++++ MATERIAL SUPPLIED
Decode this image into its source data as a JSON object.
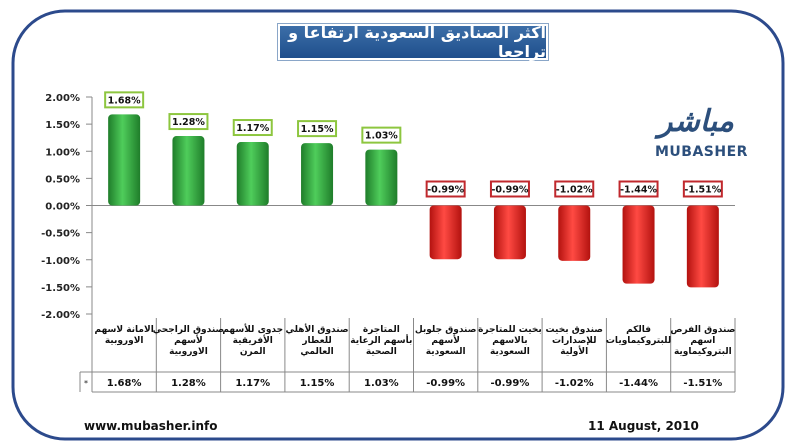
{
  "title": "اكثر الصناديق السعودية ارتفاعا و تراجعا",
  "logo": {
    "arabic": "مباشر",
    "english": "MUBASHER"
  },
  "footer": {
    "website": "www.mubasher.info",
    "date": "11 August, 2010"
  },
  "colors": {
    "positive": "#2ea33a",
    "negative": "#e52420",
    "frame": "#2c4a8c",
    "positive_label_border": "#8dc63f",
    "negative_label_border": "#c0282d"
  },
  "chart_data": {
    "type": "bar",
    "categories": [
      "الامانة لاسهم الاوروبية",
      "صندوق الراجحي لأسهم الاوروبية",
      "جدوى للأسهم الأفريقية المرن",
      "صندوق الأهلي للعطار العالمي",
      "المتاجرة بأسهم الرعاية الصحية",
      "صندوق جلوبل لأسهم السعودية",
      "بخيت للمتاجرة بالاسهم السعودية",
      "صندوق بخيت للإصدارات الأولية",
      "فالكم للبتروكيماويات",
      "صندوق الفرص اسهم البتروكيماوية"
    ],
    "values": [
      1.68,
      1.28,
      1.17,
      1.15,
      1.03,
      -0.99,
      -0.99,
      -1.02,
      -1.44,
      -1.51
    ],
    "value_labels": [
      "1.68%",
      "1.28%",
      "1.17%",
      "1.15%",
      "1.03%",
      "-0.99%",
      "-0.99%",
      "-1.02%",
      "-1.44%",
      "-1.51%"
    ],
    "yticks": [
      "2.00%",
      "1.50%",
      "1.00%",
      "0.50%",
      "0.00%",
      "-0.50%",
      "-1.00%",
      "-1.50%",
      "-2.00%"
    ],
    "ylim": [
      -2.0,
      2.0
    ],
    "table_marker": "*",
    "legend": "none",
    "grid": false
  }
}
++++++++
» YOUR GOAL: Restate every record exactly, please; do not copy the pictures.

» ANSWER TO THIS TASK:
Decode this image into its source data as a JSON object.
{
  "title": "اكثر الصناديق السعودية ارتفاعا و تراجعا",
  "logo": {
    "arabic": "مباشر",
    "english": "MUBASHER"
  },
  "footer": {
    "website": "www.mubasher.info",
    "date": "11 August, 2010"
  },
  "colors": {
    "positive": "#2ea33a",
    "negative": "#e52420",
    "frame": "#2c4a8c",
    "positive_label_border": "#8dc63f",
    "negative_label_border": "#c0282d"
  },
  "chart_data": {
    "type": "bar",
    "categories": [
      "الامانة لاسهم الاوروبية",
      "صندوق الراجحي لأسهم الاوروبية",
      "جدوى للأسهم الأفريقية المرن",
      "صندوق الأهلي للعطار العالمي",
      "المتاجرة بأسهم الرعاية الصحية",
      "صندوق جلوبل لأسهم السعودية",
      "بخيت للمتاجرة بالاسهم السعودية",
      "صندوق بخيت للإصدارات الأولية",
      "فالكم للبتروكيماويات",
      "صندوق الفرص اسهم البتروكيماوية"
    ],
    "values": [
      1.68,
      1.28,
      1.17,
      1.15,
      1.03,
      -0.99,
      -0.99,
      -1.02,
      -1.44,
      -1.51
    ],
    "value_labels": [
      "1.68%",
      "1.28%",
      "1.17%",
      "1.15%",
      "1.03%",
      "-0.99%",
      "-0.99%",
      "-1.02%",
      "-1.44%",
      "-1.51%"
    ],
    "yticks": [
      "2.00%",
      "1.50%",
      "1.00%",
      "0.50%",
      "0.00%",
      "-0.50%",
      "-1.00%",
      "-1.50%",
      "-2.00%"
    ],
    "ylim": [
      -2.0,
      2.0
    ],
    "table_marker": "*",
    "legend": "none",
    "grid": false
  }
}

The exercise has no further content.